**STATED PROBLEM:** Reproduce the material exactly, omitting nothing.

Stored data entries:
····················

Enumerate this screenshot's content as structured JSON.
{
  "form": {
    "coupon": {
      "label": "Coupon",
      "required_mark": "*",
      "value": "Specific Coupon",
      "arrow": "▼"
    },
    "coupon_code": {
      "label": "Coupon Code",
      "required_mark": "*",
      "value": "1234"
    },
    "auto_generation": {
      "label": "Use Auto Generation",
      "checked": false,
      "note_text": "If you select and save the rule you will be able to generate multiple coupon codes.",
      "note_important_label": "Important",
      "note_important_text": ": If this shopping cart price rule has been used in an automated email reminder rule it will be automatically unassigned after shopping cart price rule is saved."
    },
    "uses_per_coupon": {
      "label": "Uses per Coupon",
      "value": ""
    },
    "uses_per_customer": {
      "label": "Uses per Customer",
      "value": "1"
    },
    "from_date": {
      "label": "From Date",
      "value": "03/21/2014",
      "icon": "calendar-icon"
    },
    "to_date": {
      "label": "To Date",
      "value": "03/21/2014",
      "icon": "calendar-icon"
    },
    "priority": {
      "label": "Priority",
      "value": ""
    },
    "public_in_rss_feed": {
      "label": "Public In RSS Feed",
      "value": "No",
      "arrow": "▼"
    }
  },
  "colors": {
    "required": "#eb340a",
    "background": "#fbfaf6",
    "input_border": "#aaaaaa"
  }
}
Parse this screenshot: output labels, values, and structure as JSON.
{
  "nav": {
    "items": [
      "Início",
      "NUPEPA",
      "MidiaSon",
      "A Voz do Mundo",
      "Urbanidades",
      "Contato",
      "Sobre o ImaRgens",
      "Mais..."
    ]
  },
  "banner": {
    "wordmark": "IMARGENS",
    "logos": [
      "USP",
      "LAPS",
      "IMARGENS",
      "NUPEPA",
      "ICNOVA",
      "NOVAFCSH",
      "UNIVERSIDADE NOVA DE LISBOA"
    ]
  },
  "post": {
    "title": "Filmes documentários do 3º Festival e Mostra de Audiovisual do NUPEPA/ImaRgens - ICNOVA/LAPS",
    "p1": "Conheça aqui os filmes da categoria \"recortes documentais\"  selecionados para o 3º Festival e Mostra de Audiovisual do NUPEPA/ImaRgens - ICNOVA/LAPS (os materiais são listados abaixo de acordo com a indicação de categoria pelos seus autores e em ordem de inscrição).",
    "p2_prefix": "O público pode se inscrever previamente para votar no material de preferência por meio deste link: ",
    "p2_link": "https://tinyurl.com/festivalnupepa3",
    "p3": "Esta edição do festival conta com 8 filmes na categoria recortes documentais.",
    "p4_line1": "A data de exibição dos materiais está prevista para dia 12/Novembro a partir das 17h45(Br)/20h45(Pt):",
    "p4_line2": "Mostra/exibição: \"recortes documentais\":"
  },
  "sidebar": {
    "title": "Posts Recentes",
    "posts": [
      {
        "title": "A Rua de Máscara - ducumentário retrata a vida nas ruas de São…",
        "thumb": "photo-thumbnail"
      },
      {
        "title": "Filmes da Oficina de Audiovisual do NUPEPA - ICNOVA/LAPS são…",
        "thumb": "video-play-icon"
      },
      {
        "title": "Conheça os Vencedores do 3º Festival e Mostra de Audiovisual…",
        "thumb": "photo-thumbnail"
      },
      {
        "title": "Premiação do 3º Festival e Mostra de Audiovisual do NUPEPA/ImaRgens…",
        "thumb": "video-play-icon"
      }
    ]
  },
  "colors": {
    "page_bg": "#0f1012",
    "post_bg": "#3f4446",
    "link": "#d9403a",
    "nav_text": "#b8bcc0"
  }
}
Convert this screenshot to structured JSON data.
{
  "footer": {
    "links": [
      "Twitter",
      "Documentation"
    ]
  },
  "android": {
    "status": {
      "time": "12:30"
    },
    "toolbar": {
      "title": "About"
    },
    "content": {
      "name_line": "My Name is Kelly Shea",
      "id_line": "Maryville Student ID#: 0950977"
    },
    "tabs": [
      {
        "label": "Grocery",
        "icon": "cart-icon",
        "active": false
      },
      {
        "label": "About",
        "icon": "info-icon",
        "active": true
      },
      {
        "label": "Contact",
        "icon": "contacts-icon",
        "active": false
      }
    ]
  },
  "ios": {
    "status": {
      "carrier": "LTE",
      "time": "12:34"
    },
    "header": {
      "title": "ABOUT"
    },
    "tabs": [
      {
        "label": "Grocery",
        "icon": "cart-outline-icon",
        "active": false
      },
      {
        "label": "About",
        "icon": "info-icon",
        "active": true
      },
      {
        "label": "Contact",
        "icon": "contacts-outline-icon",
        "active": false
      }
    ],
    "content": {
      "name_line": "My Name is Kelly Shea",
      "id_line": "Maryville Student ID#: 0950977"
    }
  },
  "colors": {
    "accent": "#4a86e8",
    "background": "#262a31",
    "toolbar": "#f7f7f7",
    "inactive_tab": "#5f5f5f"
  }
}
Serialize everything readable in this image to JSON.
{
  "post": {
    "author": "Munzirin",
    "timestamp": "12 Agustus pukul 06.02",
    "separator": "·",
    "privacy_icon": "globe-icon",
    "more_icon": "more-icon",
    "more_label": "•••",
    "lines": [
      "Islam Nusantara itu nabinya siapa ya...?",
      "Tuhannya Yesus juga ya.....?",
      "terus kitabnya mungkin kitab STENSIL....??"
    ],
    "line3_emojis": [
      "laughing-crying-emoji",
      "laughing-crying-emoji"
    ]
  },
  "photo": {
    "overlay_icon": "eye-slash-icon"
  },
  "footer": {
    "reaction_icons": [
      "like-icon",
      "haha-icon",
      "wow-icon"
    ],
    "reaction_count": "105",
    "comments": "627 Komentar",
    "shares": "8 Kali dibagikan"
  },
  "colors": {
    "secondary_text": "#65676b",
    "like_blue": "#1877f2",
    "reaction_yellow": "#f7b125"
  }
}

····················

**EXERCISE OUTPUT:**
Enumerate this screenshot's content as structured JSON.
{
  "form": {
    "coupon": {
      "label": "Coupon",
      "required_mark": "*",
      "value": "Specific Coupon",
      "arrow": "▼"
    },
    "coupon_code": {
      "label": "Coupon Code",
      "required_mark": "*",
      "value": "1234"
    },
    "auto_generation": {
      "label": "Use Auto Generation",
      "checked": false,
      "note_text": "If you select and save the rule you will be able to generate multiple coupon codes.",
      "note_important_label": "Important",
      "note_important_text": ": If this shopping cart price rule has been used in an automated email reminder rule it will be automatically unassigned after shopping cart price rule is saved."
    },
    "uses_per_coupon": {
      "label": "Uses per Coupon",
      "value": ""
    },
    "uses_per_customer": {
      "label": "Uses per Customer",
      "value": "1"
    },
    "from_date": {
      "label": "From Date",
      "value": "03/21/2014",
      "icon": "calendar-icon"
    },
    "to_date": {
      "label": "To Date",
      "value": "03/21/2014",
      "icon": "calendar-icon"
    },
    "priority": {
      "label": "Priority",
      "value": ""
    },
    "public_in_rss_feed": {
      "label": "Public In RSS Feed",
      "value": "No",
      "arrow": "▼"
    }
  },
  "colors": {
    "required": "#eb340a",
    "background": "#fbfaf6",
    "input_border": "#aaaaaa"
  }
}
Parse this screenshot: output labels, values, and structure as JSON.
{
  "nav": {
    "items": [
      "Início",
      "NUPEPA",
      "MidiaSon",
      "A Voz do Mundo",
      "Urbanidades",
      "Contato",
      "Sobre o ImaRgens",
      "Mais..."
    ]
  },
  "banner": {
    "wordmark": "IMARGENS",
    "logos": [
      "USP",
      "LAPS",
      "IMARGENS",
      "NUPEPA",
      "ICNOVA",
      "NOVAFCSH",
      "UNIVERSIDADE NOVA DE LISBOA"
    ]
  },
  "post": {
    "title": "Filmes documentários do 3º Festival e Mostra de Audiovisual do NUPEPA/ImaRgens - ICNOVA/LAPS",
    "p1": "Conheça aqui os filmes da categoria \"recortes documentais\"  selecionados para o 3º Festival e Mostra de Audiovisual do NUPEPA/ImaRgens - ICNOVA/LAPS (os materiais são listados abaixo de acordo com a indicação de categoria pelos seus autores e em ordem de inscrição).",
    "p2_prefix": "O público pode se inscrever previamente para votar no material de preferência por meio deste link: ",
    "p2_link": "https://tinyurl.com/festivalnupepa3",
    "p3": "Esta edição do festival conta com 8 filmes na categoria recortes documentais.",
    "p4_line1": "A data de exibição dos materiais está prevista para dia 12/Novembro a partir das 17h45(Br)/20h45(Pt):",
    "p4_line2": "Mostra/exibição: \"recortes documentais\":"
  },
  "sidebar": {
    "title": "Posts Recentes",
    "posts": [
      {
        "title": "A Rua de Máscara - ducumentário retrata a vida nas ruas de São…",
        "thumb": "photo-thumbnail"
      },
      {
        "title": "Filmes da Oficina de Audiovisual do NUPEPA - ICNOVA/LAPS são…",
        "thumb": "video-play-icon"
      },
      {
        "title": "Conheça os Vencedores do 3º Festival e Mostra de Audiovisual…",
        "thumb": "photo-thumbnail"
      },
      {
        "title": "Premiação do 3º Festival e Mostra de Audiovisual do NUPEPA/ImaRgens…",
        "thumb": "video-play-icon"
      }
    ]
  },
  "colors": {
    "page_bg": "#0f1012",
    "post_bg": "#3f4446",
    "link": "#d9403a",
    "nav_text": "#b8bcc0"
  }
}
Convert this screenshot to structured JSON data.
{
  "footer": {
    "links": [
      "Twitter",
      "Documentation"
    ]
  },
  "android": {
    "status": {
      "time": "12:30"
    },
    "toolbar": {
      "title": "About"
    },
    "content": {
      "name_line": "My Name is Kelly Shea",
      "id_line": "Maryville Student ID#: 0950977"
    },
    "tabs": [
      {
        "label": "Grocery",
        "icon": "cart-icon",
        "active": false
      },
      {
        "label": "About",
        "icon": "info-icon",
        "active": true
      },
      {
        "label": "Contact",
        "icon": "contacts-icon",
        "active": false
      }
    ]
  },
  "ios": {
    "status": {
      "carrier": "LTE",
      "time": "12:34"
    },
    "header": {
      "title": "ABOUT"
    },
    "tabs": [
      {
        "label": "Grocery",
        "icon": "cart-outline-icon",
        "active": false
      },
      {
        "label": "About",
        "icon": "info-icon",
        "active": true
      },
      {
        "label": "Contact",
        "icon": "contacts-outline-icon",
        "active": false
      }
    ],
    "content": {
      "name_line": "My Name is Kelly Shea",
      "id_line": "Maryville Student ID#: 0950977"
    }
  },
  "colors": {
    "accent": "#4a86e8",
    "background": "#262a31",
    "toolbar": "#f7f7f7",
    "inactive_tab": "#5f5f5f"
  }
}
Serialize everything readable in this image to JSON.
{
  "post": {
    "author": "Munzirin",
    "timestamp": "12 Agustus pukul 06.02",
    "separator": "·",
    "privacy_icon": "globe-icon",
    "more_icon": "more-icon",
    "more_label": "•••",
    "lines": [
      "Islam Nusantara itu nabinya siapa ya...?",
      "Tuhannya Yesus juga ya.....?",
      "terus kitabnya mungkin kitab STENSIL....??"
    ],
    "line3_emojis": [
      "laughing-crying-emoji",
      "laughing-crying-emoji"
    ]
  },
  "photo": {
    "overlay_icon": "eye-slash-icon"
  },
  "footer": {
    "reaction_icons": [
      "like-icon",
      "haha-icon",
      "wow-icon"
    ],
    "reaction_count": "105",
    "comments": "627 Komentar",
    "shares": "8 Kali dibagikan"
  },
  "colors": {
    "secondary_text": "#65676b",
    "like_blue": "#1877f2",
    "reaction_yellow": "#f7b125"
  }
}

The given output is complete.